** begin **

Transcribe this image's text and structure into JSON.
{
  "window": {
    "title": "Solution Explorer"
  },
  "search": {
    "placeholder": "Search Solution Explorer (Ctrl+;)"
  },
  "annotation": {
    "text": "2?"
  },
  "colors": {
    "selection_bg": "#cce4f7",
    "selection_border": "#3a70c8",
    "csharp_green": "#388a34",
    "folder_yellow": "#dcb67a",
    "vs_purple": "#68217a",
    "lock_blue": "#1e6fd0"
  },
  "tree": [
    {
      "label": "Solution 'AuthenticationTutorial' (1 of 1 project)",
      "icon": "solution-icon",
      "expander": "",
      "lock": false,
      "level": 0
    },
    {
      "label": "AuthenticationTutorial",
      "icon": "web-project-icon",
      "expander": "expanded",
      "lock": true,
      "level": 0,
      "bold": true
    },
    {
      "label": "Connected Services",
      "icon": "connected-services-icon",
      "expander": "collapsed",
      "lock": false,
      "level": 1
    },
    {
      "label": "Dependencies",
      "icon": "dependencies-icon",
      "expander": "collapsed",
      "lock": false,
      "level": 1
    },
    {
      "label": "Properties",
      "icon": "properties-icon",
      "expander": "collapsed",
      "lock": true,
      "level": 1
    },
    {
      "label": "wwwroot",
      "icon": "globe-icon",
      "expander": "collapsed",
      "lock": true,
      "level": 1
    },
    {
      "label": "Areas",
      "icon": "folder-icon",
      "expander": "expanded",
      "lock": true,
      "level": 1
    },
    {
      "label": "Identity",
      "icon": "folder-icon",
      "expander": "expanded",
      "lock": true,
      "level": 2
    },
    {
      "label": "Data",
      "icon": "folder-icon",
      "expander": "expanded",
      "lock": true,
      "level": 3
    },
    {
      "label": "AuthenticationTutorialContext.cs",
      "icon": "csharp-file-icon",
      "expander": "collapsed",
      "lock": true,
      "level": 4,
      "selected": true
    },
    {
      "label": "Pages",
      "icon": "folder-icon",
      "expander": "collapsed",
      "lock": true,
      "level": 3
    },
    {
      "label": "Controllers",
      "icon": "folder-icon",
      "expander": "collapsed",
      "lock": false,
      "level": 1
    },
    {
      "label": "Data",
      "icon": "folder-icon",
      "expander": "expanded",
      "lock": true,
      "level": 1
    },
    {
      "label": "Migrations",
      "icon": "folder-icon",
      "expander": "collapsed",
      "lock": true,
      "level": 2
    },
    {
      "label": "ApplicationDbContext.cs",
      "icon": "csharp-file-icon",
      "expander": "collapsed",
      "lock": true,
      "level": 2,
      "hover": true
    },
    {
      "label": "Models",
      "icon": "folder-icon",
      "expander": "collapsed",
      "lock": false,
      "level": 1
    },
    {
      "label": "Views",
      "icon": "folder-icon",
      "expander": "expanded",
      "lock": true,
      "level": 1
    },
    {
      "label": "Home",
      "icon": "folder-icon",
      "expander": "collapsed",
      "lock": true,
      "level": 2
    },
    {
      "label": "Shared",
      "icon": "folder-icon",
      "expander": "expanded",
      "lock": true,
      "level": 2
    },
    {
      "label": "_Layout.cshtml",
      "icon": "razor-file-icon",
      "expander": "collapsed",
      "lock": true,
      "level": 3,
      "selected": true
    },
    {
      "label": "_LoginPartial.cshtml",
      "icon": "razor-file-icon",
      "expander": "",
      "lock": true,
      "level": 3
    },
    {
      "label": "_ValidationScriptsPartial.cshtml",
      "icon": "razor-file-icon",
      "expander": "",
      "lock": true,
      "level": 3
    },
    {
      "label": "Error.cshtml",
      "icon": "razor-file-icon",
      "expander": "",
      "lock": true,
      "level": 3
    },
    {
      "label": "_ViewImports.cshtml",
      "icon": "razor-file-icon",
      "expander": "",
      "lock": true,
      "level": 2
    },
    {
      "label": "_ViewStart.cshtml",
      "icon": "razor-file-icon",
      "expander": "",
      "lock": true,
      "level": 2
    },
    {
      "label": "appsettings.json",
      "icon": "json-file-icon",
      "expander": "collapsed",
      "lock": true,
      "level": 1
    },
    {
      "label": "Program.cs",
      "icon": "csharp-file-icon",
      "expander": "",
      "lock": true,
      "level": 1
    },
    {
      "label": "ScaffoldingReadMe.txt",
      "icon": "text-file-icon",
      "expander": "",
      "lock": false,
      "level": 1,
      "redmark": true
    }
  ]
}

** end **

● **YOUR GOAL**: Quote the data above in full, changing nothing.

● **RESPONSE**:
Transcribe this image's text and structure into JSON.
{
  "window": {
    "title": "Solution Explorer"
  },
  "search": {
    "placeholder": "Search Solution Explorer (Ctrl+;)"
  },
  "annotation": {
    "text": "2?"
  },
  "colors": {
    "selection_bg": "#cce4f7",
    "selection_border": "#3a70c8",
    "csharp_green": "#388a34",
    "folder_yellow": "#dcb67a",
    "vs_purple": "#68217a",
    "lock_blue": "#1e6fd0"
  },
  "tree": [
    {
      "label": "Solution 'AuthenticationTutorial' (1 of 1 project)",
      "icon": "solution-icon",
      "expander": "",
      "lock": false,
      "level": 0
    },
    {
      "label": "AuthenticationTutorial",
      "icon": "web-project-icon",
      "expander": "expanded",
      "lock": true,
      "level": 0,
      "bold": true
    },
    {
      "label": "Connected Services",
      "icon": "connected-services-icon",
      "expander": "collapsed",
      "lock": false,
      "level": 1
    },
    {
      "label": "Dependencies",
      "icon": "dependencies-icon",
      "expander": "collapsed",
      "lock": false,
      "level": 1
    },
    {
      "label": "Properties",
      "icon": "properties-icon",
      "expander": "collapsed",
      "lock": true,
      "level": 1
    },
    {
      "label": "wwwroot",
      "icon": "globe-icon",
      "expander": "collapsed",
      "lock": true,
      "level": 1
    },
    {
      "label": "Areas",
      "icon": "folder-icon",
      "expander": "expanded",
      "lock": true,
      "level": 1
    },
    {
      "label": "Identity",
      "icon": "folder-icon",
      "expander": "expanded",
      "lock": true,
      "level": 2
    },
    {
      "label": "Data",
      "icon": "folder-icon",
      "expander": "expanded",
      "lock": true,
      "level": 3
    },
    {
      "label": "AuthenticationTutorialContext.cs",
      "icon": "csharp-file-icon",
      "expander": "collapsed",
      "lock": true,
      "level": 4,
      "selected": true
    },
    {
      "label": "Pages",
      "icon": "folder-icon",
      "expander": "collapsed",
      "lock": true,
      "level": 3
    },
    {
      "label": "Controllers",
      "icon": "folder-icon",
      "expander": "collapsed",
      "lock": false,
      "level": 1
    },
    {
      "label": "Data",
      "icon": "folder-icon",
      "expander": "expanded",
      "lock": true,
      "level": 1
    },
    {
      "label": "Migrations",
      "icon": "folder-icon",
      "expander": "collapsed",
      "lock": true,
      "level": 2
    },
    {
      "label": "ApplicationDbContext.cs",
      "icon": "csharp-file-icon",
      "expander": "collapsed",
      "lock": true,
      "level": 2,
      "hover": true
    },
    {
      "label": "Models",
      "icon": "folder-icon",
      "expander": "collapsed",
      "lock": false,
      "level": 1
    },
    {
      "label": "Views",
      "icon": "folder-icon",
      "expander": "expanded",
      "lock": true,
      "level": 1
    },
    {
      "label": "Home",
      "icon": "folder-icon",
      "expander": "collapsed",
      "lock": true,
      "level": 2
    },
    {
      "label": "Shared",
      "icon": "folder-icon",
      "expander": "expanded",
      "lock": true,
      "level": 2
    },
    {
      "label": "_Layout.cshtml",
      "icon": "razor-file-icon",
      "expander": "collapsed",
      "lock": true,
      "level": 3,
      "selected": true
    },
    {
      "label": "_LoginPartial.cshtml",
      "icon": "razor-file-icon",
      "expander": "",
      "lock": true,
      "level": 3
    },
    {
      "label": "_ValidationScriptsPartial.cshtml",
      "icon": "razor-file-icon",
      "expander": "",
      "lock": true,
      "level": 3
    },
    {
      "label": "Error.cshtml",
      "icon": "razor-file-icon",
      "expander": "",
      "lock": true,
      "level": 3
    },
    {
      "label": "_ViewImports.cshtml",
      "icon": "razor-file-icon",
      "expander": "",
      "lock": true,
      "level": 2
    },
    {
      "label": "_ViewStart.cshtml",
      "icon": "razor-file-icon",
      "expander": "",
      "lock": true,
      "level": 2
    },
    {
      "label": "appsettings.json",
      "icon": "json-file-icon",
      "expander": "collapsed",
      "lock": true,
      "level": 1
    },
    {
      "label": "Program.cs",
      "icon": "csharp-file-icon",
      "expander": "",
      "lock": true,
      "level": 1
    },
    {
      "label": "ScaffoldingReadMe.txt",
      "icon": "text-file-icon",
      "expander": "",
      "lock": false,
      "level": 1,
      "redmark": true
    }
  ]
}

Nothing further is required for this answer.